» **Goal**: Each entry below is to be written out exactly, and the pictures are to be left out.

Records:
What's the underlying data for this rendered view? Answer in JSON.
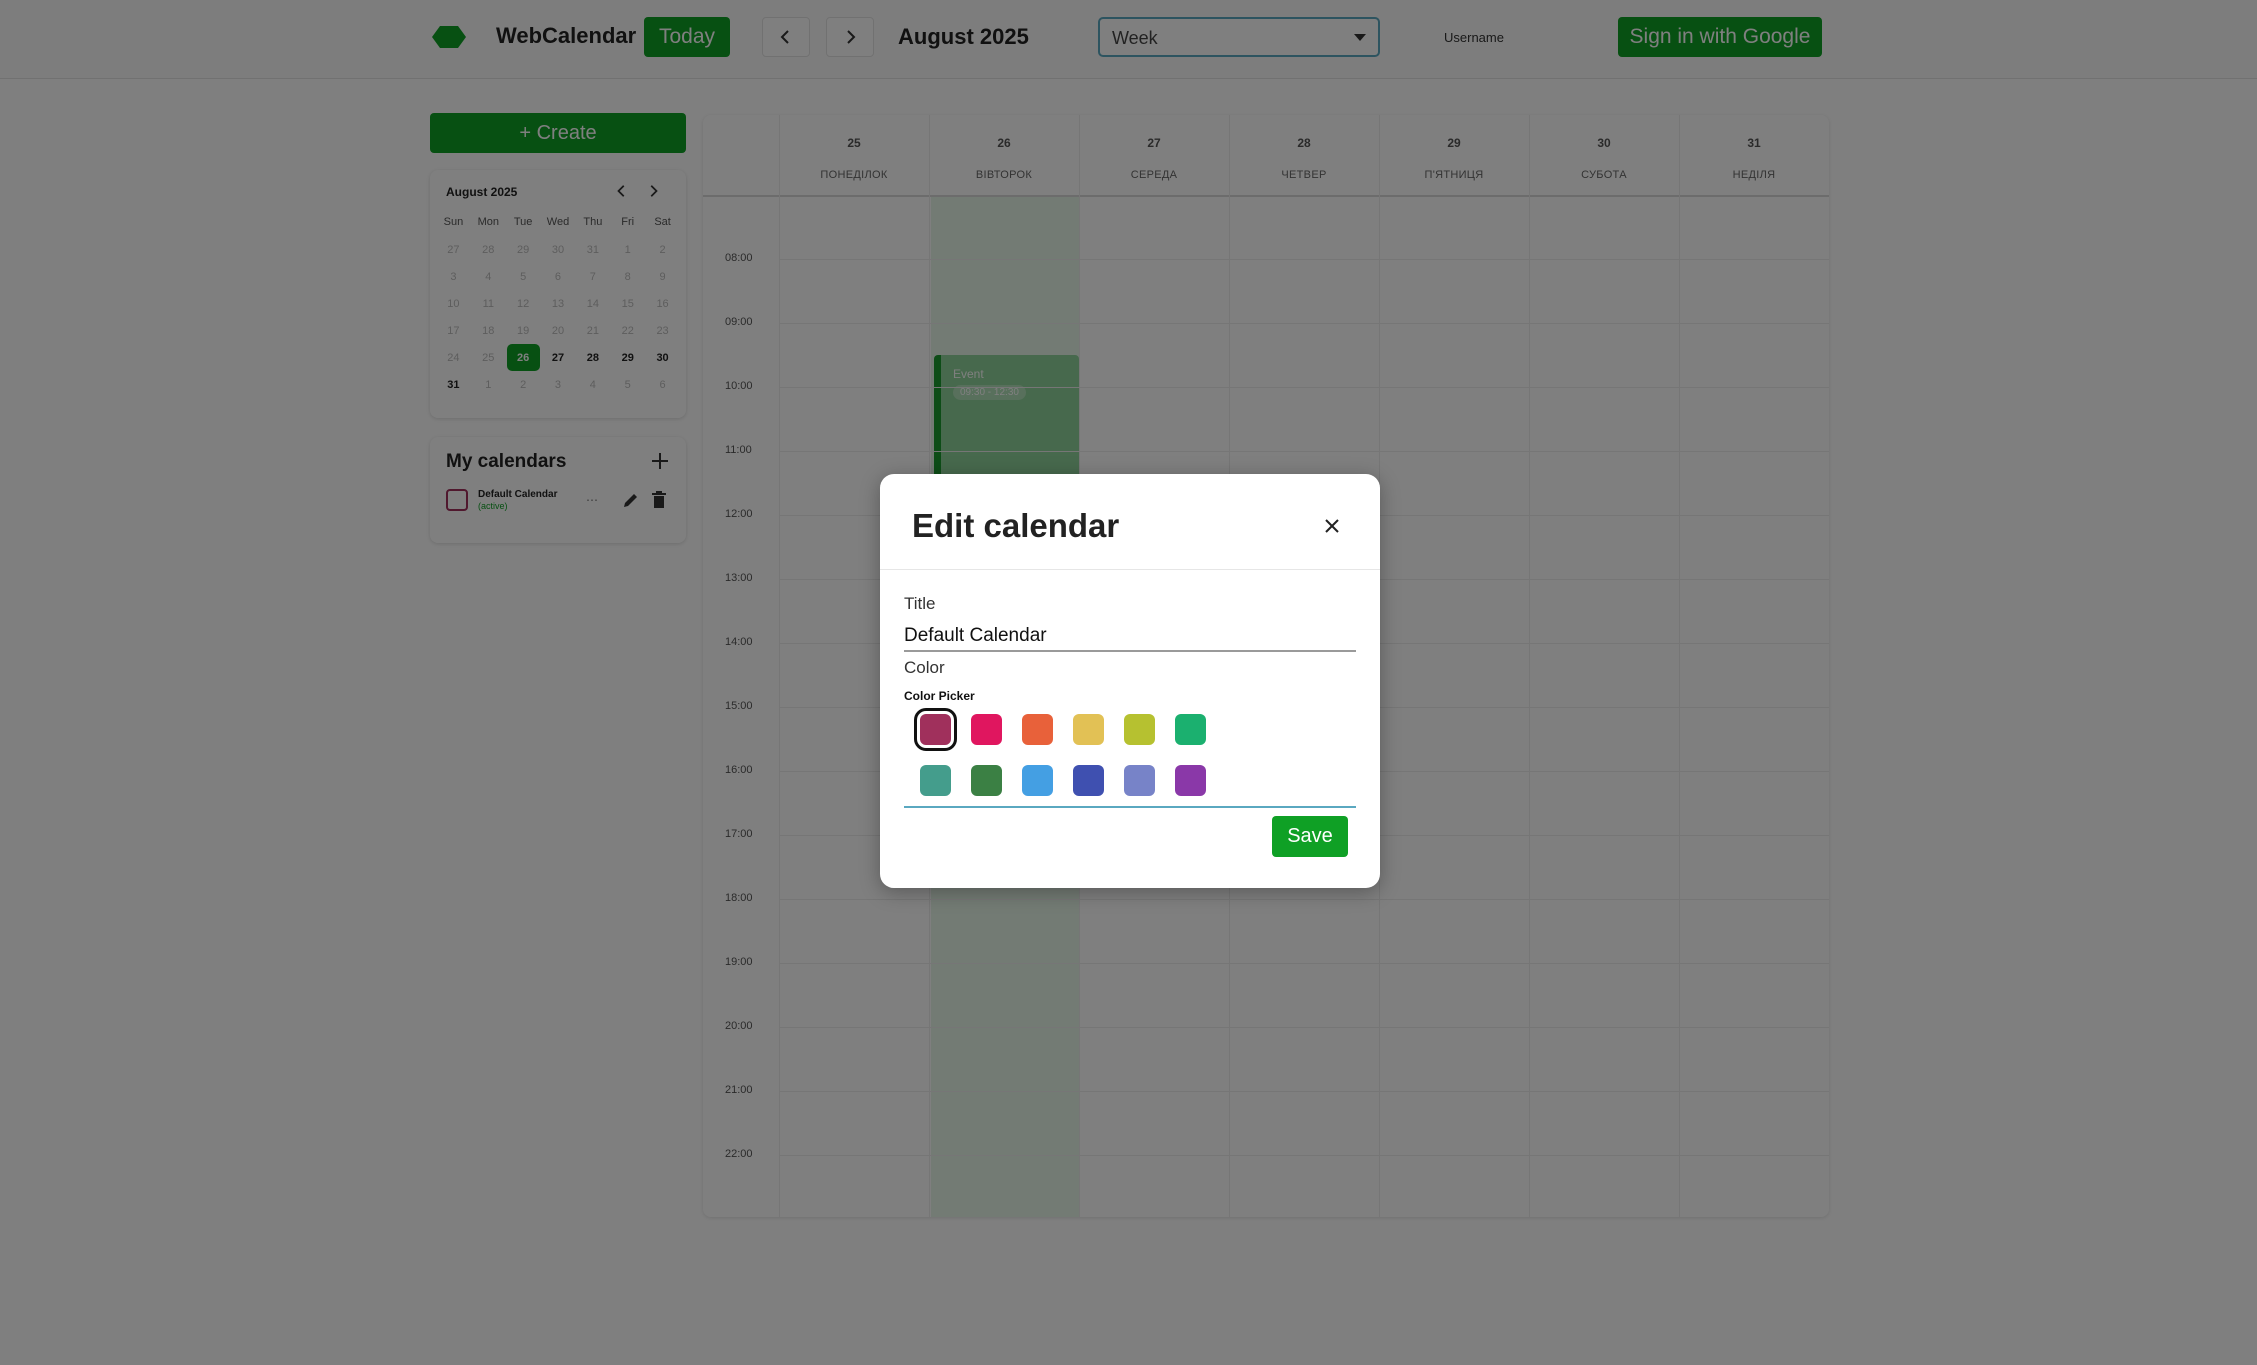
{
  "header": {
    "app_title": "WebCalendar",
    "today_label": "Today",
    "period_label": "August 2025",
    "view_select": "Week",
    "username": "Username",
    "signin_label": "Sign in with Google",
    "brand_color": "#0fa025"
  },
  "sidebar": {
    "create_label": "+ Create",
    "mini_calendar": {
      "title": "August 2025",
      "weekdays": [
        "Sun",
        "Mon",
        "Tue",
        "Wed",
        "Thu",
        "Fri",
        "Sat"
      ],
      "weeks": [
        [
          "27",
          "28",
          "29",
          "30",
          "31",
          "1",
          "2"
        ],
        [
          "3",
          "4",
          "5",
          "6",
          "7",
          "8",
          "9"
        ],
        [
          "10",
          "11",
          "12",
          "13",
          "14",
          "15",
          "16"
        ],
        [
          "17",
          "18",
          "19",
          "20",
          "21",
          "22",
          "23"
        ],
        [
          "24",
          "25",
          "26",
          "27",
          "28",
          "29",
          "30"
        ],
        [
          "31",
          "1",
          "2",
          "3",
          "4",
          "5",
          "6"
        ]
      ],
      "selected": "26"
    },
    "my_calendars": {
      "title": "My calendars",
      "items": [
        {
          "name": "Default Calendar",
          "subtitle": "(active)",
          "color": "#a0305c"
        }
      ]
    }
  },
  "week": {
    "days": [
      {
        "num": "25",
        "name": "ПОНЕДІЛОК"
      },
      {
        "num": "26",
        "name": "ВІВТОРОК"
      },
      {
        "num": "27",
        "name": "СЕРЕДА"
      },
      {
        "num": "28",
        "name": "ЧЕТВЕР"
      },
      {
        "num": "29",
        "name": "П'ЯТНИЦЯ"
      },
      {
        "num": "30",
        "name": "СУБОТА"
      },
      {
        "num": "31",
        "name": "НЕДІЛЯ"
      }
    ],
    "hours": [
      "08:00",
      "09:00",
      "10:00",
      "11:00",
      "12:00",
      "13:00",
      "14:00",
      "15:00",
      "16:00",
      "17:00",
      "18:00",
      "19:00",
      "20:00",
      "21:00",
      "22:00"
    ],
    "event": {
      "title": "Event",
      "time": "09:30 - 12:30"
    }
  },
  "modal": {
    "title": "Edit calendar",
    "title_label": "Title",
    "title_value": "Default Calendar",
    "color_label": "Color",
    "picker_label": "Color Picker",
    "colors": [
      "#a0305c",
      "#e0165f",
      "#e8613a",
      "#e2c155",
      "#b6c130",
      "#1bb06f",
      "#449d8c",
      "#3b8044",
      "#449fe3",
      "#3f50b0",
      "#7783c8",
      "#8a38a8"
    ],
    "selected_color": "#a0305c",
    "save_label": "Save"
  }
}
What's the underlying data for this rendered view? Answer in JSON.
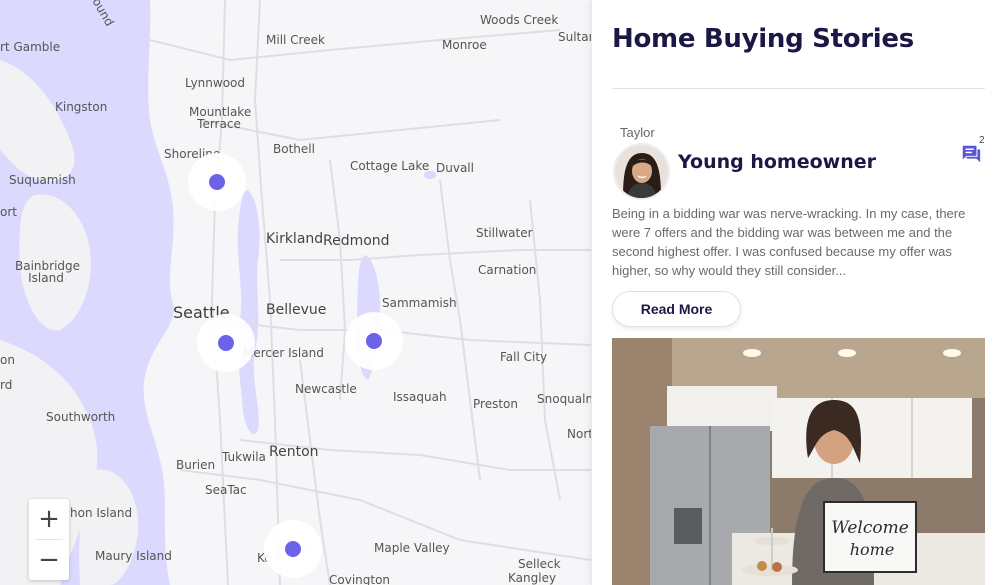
{
  "map": {
    "places": [
      {
        "name": "Woods Creek",
        "cls": ""
      },
      {
        "name": "Sultan",
        "cls": ""
      },
      {
        "name": "Monroe",
        "cls": ""
      },
      {
        "name": "Mill Creek",
        "cls": ""
      },
      {
        "name": "rt Gamble",
        "cls": ""
      },
      {
        "name": "Lynnwood",
        "cls": ""
      },
      {
        "name": "Kingston",
        "cls": ""
      },
      {
        "name": "Mountlake Terrace",
        "cls": ""
      },
      {
        "name": "Shoreline",
        "cls": ""
      },
      {
        "name": "Bothell",
        "cls": ""
      },
      {
        "name": "Cottage Lake",
        "cls": ""
      },
      {
        "name": "Duvall",
        "cls": ""
      },
      {
        "name": "Suquamish",
        "cls": ""
      },
      {
        "name": "Kirkland",
        "cls": "big"
      },
      {
        "name": "Redmond",
        "cls": "big"
      },
      {
        "name": "Stillwater",
        "cls": ""
      },
      {
        "name": "Bainbridge Island",
        "cls": ""
      },
      {
        "name": "Carnation",
        "cls": ""
      },
      {
        "name": "Sammamish",
        "cls": ""
      },
      {
        "name": "Seattle",
        "cls": "city"
      },
      {
        "name": "Bellevue",
        "cls": "big"
      },
      {
        "name": "Mercer Island",
        "cls": ""
      },
      {
        "name": "Fall City",
        "cls": ""
      },
      {
        "name": "Newcastle",
        "cls": ""
      },
      {
        "name": "Issaquah",
        "cls": ""
      },
      {
        "name": "Preston",
        "cls": ""
      },
      {
        "name": "Snoqualm",
        "cls": ""
      },
      {
        "name": "Southworth",
        "cls": ""
      },
      {
        "name": "Nort",
        "cls": ""
      },
      {
        "name": "Tukwila",
        "cls": ""
      },
      {
        "name": "Renton",
        "cls": "big"
      },
      {
        "name": "Burien",
        "cls": ""
      },
      {
        "name": "SeaTac",
        "cls": ""
      },
      {
        "name": "hon Island",
        "cls": ""
      },
      {
        "name": "Maury Island",
        "cls": ""
      },
      {
        "name": "Maple Valley",
        "cls": ""
      },
      {
        "name": "Selleck",
        "cls": ""
      },
      {
        "name": "Kangley",
        "cls": ""
      },
      {
        "name": "Covington",
        "cls": ""
      },
      {
        "name": "ound",
        "cls": ""
      },
      {
        "name": "on",
        "cls": ""
      },
      {
        "name": "rd",
        "cls": ""
      },
      {
        "name": "ort",
        "cls": ""
      },
      {
        "name": "Ke",
        "cls": ""
      }
    ],
    "pins": [
      "story-pin-shoreline",
      "story-pin-seattle",
      "story-pin-sammamish",
      "story-pin-kent"
    ],
    "zoom_in": "+",
    "zoom_out": "−",
    "accent": "#6b63ea"
  },
  "panel": {
    "title": "Home Buying Stories",
    "story": {
      "author": "Taylor",
      "title": "Young homeowner",
      "comment_count": "2",
      "excerpt": "Being in a bidding war was nerve-wracking. In my case, there were 7 offers and the bidding war was between me and the second highest offer. I was confused because my offer was higher, so why would they still consider...",
      "read_more": "Read More",
      "sign_line1": "Welcome",
      "sign_line2": "home"
    }
  }
}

» **Final result**:
What's the underlying data for this rendered view? Answer in JSON.
{
  "header": {
    "app_title": "WebCalendar",
    "today_label": "Today",
    "period_label": "August 2025",
    "view_select": "Week",
    "username": "Username",
    "signin_label": "Sign in with Google",
    "brand_color": "#0fa025"
  },
  "sidebar": {
    "create_label": "+ Create",
    "mini_calendar": {
      "title": "August 2025",
      "weekdays": [
        "Sun",
        "Mon",
        "Tue",
        "Wed",
        "Thu",
        "Fri",
        "Sat"
      ],
      "weeks": [
        [
          "27",
          "28",
          "29",
          "30",
          "31",
          "1",
          "2"
        ],
        [
          "3",
          "4",
          "5",
          "6",
          "7",
          "8",
          "9"
        ],
        [
          "10",
          "11",
          "12",
          "13",
          "14",
          "15",
          "16"
        ],
        [
          "17",
          "18",
          "19",
          "20",
          "21",
          "22",
          "23"
        ],
        [
          "24",
          "25",
          "26",
          "27",
          "28",
          "29",
          "30"
        ],
        [
          "31",
          "1",
          "2",
          "3",
          "4",
          "5",
          "6"
        ]
      ],
      "selected": "26"
    },
    "my_calendars": {
      "title": "My calendars",
      "items": [
        {
          "name": "Default Calendar",
          "subtitle": "(active)",
          "color": "#a0305c"
        }
      ]
    }
  },
  "week": {
    "days": [
      {
        "num": "25",
        "name": "ПОНЕДІЛОК"
      },
      {
        "num": "26",
        "name": "ВІВТОРОК"
      },
      {
        "num": "27",
        "name": "СЕРЕДА"
      },
      {
        "num": "28",
        "name": "ЧЕТВЕР"
      },
      {
        "num": "29",
        "name": "П'ЯТНИЦЯ"
      },
      {
        "num": "30",
        "name": "СУБОТА"
      },
      {
        "num": "31",
        "name": "НЕДІЛЯ"
      }
    ],
    "hours": [
      "08:00",
      "09:00",
      "10:00",
      "11:00",
      "12:00",
      "13:00",
      "14:00",
      "15:00",
      "16:00",
      "17:00",
      "18:00",
      "19:00",
      "20:00",
      "21:00",
      "22:00"
    ],
    "event": {
      "title": "Event",
      "time": "09:30 - 12:30"
    }
  },
  "modal": {
    "title": "Edit calendar",
    "title_label": "Title",
    "title_value": "Default Calendar",
    "color_label": "Color",
    "picker_label": "Color Picker",
    "colors": [
      "#a0305c",
      "#e0165f",
      "#e8613a",
      "#e2c155",
      "#b6c130",
      "#1bb06f",
      "#449d8c",
      "#3b8044",
      "#449fe3",
      "#3f50b0",
      "#7783c8",
      "#8a38a8"
    ],
    "selected_color": "#a0305c",
    "save_label": "Save"
  }
}
What's the underlying data for this rendered view? Answer in JSON.
{
  "map": {
    "places": [
      {
        "name": "Woods Creek",
        "cls": ""
      },
      {
        "name": "Sultan",
        "cls": ""
      },
      {
        "name": "Monroe",
        "cls": ""
      },
      {
        "name": "Mill Creek",
        "cls": ""
      },
      {
        "name": "rt Gamble",
        "cls": ""
      },
      {
        "name": "Lynnwood",
        "cls": ""
      },
      {
        "name": "Kingston",
        "cls": ""
      },
      {
        "name": "Mountlake Terrace",
        "cls": ""
      },
      {
        "name": "Shoreline",
        "cls": ""
      },
      {
        "name": "Bothell",
        "cls": ""
      },
      {
        "name": "Cottage Lake",
        "cls": ""
      },
      {
        "name": "Duvall",
        "cls": ""
      },
      {
        "name": "Suquamish",
        "cls": ""
      },
      {
        "name": "Kirkland",
        "cls": "big"
      },
      {
        "name": "Redmond",
        "cls": "big"
      },
      {
        "name": "Stillwater",
        "cls": ""
      },
      {
        "name": "Bainbridge Island",
        "cls": ""
      },
      {
        "name": "Carnation",
        "cls": ""
      },
      {
        "name": "Sammamish",
        "cls": ""
      },
      {
        "name": "Seattle",
        "cls": "city"
      },
      {
        "name": "Bellevue",
        "cls": "big"
      },
      {
        "name": "Mercer Island",
        "cls": ""
      },
      {
        "name": "Fall City",
        "cls": ""
      },
      {
        "name": "Newcastle",
        "cls": ""
      },
      {
        "name": "Issaquah",
        "cls": ""
      },
      {
        "name": "Preston",
        "cls": ""
      },
      {
        "name": "Snoqualm",
        "cls": ""
      },
      {
        "name": "Southworth",
        "cls": ""
      },
      {
        "name": "Nort",
        "cls": ""
      },
      {
        "name": "Tukwila",
        "cls": ""
      },
      {
        "name": "Renton",
        "cls": "big"
      },
      {
        "name": "Burien",
        "cls": ""
      },
      {
        "name": "SeaTac",
        "cls": ""
      },
      {
        "name": "hon Island",
        "cls": ""
      },
      {
        "name": "Maury Island",
        "cls": ""
      },
      {
        "name": "Maple Valley",
        "cls": ""
      },
      {
        "name": "Selleck",
        "cls": ""
      },
      {
        "name": "Kangley",
        "cls": ""
      },
      {
        "name": "Covington",
        "cls": ""
      },
      {
        "name": "ound",
        "cls": ""
      },
      {
        "name": "on",
        "cls": ""
      },
      {
        "name": "rd",
        "cls": ""
      },
      {
        "name": "ort",
        "cls": ""
      },
      {
        "name": "Ke",
        "cls": ""
      }
    ],
    "pins": [
      "story-pin-shoreline",
      "story-pin-seattle",
      "story-pin-sammamish",
      "story-pin-kent"
    ],
    "zoom_in": "+",
    "zoom_out": "−",
    "accent": "#6b63ea"
  },
  "panel": {
    "title": "Home Buying Stories",
    "story": {
      "author": "Taylor",
      "title": "Young homeowner",
      "comment_count": "2",
      "excerpt": "Being in a bidding war was nerve-wracking. In my case, there were 7 offers and the bidding war was between me and the second highest offer. I was confused because my offer was higher, so why would they still consider...",
      "read_more": "Read More",
      "sign_line1": "Welcome",
      "sign_line2": "home"
    }
  }
}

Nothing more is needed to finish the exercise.